→ **REQUIREMENTS**:
Search the material below for the word "color". Copy every line that has it.
============================================================
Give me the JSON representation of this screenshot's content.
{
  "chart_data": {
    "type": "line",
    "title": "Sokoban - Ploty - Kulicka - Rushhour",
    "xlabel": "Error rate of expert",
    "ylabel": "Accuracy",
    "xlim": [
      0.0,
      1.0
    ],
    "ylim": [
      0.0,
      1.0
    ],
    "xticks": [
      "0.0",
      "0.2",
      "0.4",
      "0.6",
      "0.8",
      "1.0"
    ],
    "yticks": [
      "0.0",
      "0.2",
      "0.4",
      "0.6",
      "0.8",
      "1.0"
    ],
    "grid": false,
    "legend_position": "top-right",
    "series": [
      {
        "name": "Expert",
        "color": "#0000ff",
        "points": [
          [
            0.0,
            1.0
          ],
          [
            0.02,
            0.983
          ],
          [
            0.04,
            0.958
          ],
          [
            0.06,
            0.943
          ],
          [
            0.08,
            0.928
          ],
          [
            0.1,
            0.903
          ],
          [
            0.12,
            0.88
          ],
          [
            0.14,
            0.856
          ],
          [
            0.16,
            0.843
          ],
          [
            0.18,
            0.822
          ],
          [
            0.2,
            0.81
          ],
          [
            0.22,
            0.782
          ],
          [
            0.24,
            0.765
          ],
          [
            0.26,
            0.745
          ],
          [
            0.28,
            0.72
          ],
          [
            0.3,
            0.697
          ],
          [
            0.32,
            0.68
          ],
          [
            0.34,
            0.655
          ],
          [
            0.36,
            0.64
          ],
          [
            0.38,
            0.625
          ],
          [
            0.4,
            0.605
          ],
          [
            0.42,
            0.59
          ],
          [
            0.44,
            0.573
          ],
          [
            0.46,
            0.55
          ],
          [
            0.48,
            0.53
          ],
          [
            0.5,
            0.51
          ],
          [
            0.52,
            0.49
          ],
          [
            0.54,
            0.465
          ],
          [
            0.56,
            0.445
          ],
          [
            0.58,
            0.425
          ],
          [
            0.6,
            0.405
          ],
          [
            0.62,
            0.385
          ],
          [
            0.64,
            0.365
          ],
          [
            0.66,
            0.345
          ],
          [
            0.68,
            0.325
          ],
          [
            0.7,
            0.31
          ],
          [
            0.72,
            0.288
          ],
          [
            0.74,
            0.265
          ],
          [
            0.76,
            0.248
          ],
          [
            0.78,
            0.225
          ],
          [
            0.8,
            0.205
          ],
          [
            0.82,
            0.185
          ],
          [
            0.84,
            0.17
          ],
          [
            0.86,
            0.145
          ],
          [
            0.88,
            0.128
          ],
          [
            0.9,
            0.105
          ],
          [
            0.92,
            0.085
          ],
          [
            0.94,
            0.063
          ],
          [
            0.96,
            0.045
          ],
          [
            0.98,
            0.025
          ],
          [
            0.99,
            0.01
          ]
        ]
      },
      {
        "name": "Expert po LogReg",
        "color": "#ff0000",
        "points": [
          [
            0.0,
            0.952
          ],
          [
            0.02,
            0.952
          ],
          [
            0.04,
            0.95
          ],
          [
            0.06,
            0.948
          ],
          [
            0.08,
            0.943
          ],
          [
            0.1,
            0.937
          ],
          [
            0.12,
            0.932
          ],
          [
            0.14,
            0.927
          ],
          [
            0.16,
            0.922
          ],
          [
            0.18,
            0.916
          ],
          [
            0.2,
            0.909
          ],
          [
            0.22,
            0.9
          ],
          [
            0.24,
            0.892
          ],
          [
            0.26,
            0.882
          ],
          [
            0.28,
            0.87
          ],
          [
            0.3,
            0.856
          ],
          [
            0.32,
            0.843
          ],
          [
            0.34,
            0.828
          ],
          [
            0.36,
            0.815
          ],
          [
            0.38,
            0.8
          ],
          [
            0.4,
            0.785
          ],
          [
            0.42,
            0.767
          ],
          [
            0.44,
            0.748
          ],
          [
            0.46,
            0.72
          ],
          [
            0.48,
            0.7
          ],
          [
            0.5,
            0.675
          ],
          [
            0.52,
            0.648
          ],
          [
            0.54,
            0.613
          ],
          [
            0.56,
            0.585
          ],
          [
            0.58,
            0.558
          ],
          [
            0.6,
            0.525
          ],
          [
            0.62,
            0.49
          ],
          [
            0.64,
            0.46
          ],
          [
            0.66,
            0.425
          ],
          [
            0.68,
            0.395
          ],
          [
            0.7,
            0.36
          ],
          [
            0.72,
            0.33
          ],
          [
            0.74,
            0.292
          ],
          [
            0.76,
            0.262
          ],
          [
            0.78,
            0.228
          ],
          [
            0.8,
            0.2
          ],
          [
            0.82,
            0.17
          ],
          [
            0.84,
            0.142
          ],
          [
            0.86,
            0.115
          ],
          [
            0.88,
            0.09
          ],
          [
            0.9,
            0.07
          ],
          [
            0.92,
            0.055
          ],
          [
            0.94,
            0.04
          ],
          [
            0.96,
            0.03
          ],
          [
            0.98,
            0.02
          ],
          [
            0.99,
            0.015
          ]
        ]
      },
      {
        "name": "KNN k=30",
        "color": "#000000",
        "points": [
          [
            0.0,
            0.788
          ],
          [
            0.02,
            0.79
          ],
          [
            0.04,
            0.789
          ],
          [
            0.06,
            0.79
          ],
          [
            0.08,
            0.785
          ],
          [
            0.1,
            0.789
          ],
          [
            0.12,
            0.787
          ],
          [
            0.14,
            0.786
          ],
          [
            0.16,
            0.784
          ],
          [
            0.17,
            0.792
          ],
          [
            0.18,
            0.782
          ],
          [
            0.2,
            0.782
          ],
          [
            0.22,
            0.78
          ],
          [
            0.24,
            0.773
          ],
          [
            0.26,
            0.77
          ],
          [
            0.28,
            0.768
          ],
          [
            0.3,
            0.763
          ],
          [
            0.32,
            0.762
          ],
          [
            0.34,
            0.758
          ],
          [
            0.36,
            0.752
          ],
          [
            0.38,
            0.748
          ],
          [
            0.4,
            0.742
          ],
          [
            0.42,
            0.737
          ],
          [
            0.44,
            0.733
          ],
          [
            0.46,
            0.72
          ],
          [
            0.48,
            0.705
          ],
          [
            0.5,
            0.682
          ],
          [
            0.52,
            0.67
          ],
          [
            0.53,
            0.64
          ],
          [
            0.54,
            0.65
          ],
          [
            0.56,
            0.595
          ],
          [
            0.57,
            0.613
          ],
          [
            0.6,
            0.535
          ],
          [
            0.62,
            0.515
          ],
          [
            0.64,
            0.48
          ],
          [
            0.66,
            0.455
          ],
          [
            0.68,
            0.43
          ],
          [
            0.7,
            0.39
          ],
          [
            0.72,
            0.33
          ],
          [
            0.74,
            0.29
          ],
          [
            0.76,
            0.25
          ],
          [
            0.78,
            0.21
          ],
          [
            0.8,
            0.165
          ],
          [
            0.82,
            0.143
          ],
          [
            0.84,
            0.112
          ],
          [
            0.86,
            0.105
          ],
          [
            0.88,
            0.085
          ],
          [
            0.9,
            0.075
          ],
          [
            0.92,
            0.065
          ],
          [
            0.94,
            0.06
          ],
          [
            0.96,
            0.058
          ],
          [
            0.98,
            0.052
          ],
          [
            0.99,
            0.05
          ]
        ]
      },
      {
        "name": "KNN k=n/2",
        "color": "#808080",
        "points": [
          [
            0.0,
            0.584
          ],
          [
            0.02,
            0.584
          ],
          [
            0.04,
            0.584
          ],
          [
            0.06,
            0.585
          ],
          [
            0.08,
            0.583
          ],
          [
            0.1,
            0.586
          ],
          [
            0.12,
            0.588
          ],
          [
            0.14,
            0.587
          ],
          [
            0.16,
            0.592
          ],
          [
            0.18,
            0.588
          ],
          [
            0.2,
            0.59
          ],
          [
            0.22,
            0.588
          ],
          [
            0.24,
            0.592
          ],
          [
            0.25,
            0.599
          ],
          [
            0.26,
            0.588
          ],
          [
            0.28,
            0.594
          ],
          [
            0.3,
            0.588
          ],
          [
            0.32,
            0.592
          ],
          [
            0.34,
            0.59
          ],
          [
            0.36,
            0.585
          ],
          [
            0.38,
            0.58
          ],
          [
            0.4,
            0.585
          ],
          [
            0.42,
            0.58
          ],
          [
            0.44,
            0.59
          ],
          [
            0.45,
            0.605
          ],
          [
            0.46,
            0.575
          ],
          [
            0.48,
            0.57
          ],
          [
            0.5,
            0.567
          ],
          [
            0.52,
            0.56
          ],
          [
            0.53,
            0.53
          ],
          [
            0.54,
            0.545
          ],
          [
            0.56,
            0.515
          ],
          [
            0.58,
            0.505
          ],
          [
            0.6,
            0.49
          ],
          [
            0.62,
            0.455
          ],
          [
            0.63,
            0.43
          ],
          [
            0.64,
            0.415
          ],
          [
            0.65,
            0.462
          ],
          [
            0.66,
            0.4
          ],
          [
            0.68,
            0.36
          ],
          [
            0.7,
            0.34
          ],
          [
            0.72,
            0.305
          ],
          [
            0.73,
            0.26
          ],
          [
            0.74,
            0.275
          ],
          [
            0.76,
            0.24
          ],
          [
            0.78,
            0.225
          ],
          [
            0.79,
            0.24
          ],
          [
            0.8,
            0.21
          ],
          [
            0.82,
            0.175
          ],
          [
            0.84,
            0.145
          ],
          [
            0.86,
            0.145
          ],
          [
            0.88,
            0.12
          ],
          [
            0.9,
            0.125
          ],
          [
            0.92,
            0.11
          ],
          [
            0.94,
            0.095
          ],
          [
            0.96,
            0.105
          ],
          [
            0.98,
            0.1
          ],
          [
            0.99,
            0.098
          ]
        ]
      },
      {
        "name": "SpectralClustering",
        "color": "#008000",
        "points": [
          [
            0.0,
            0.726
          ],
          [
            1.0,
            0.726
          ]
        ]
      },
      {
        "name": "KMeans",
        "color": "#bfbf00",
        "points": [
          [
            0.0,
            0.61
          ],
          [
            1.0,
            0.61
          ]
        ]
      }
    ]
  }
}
============================================================
→ **FINAL ANSWER**:
        "color": "#0000ff",
        "color": "#ff0000",
        "color": "#000000",
        "color": "#808080",
        "color": "#008000",
        "color": "#bfbf00",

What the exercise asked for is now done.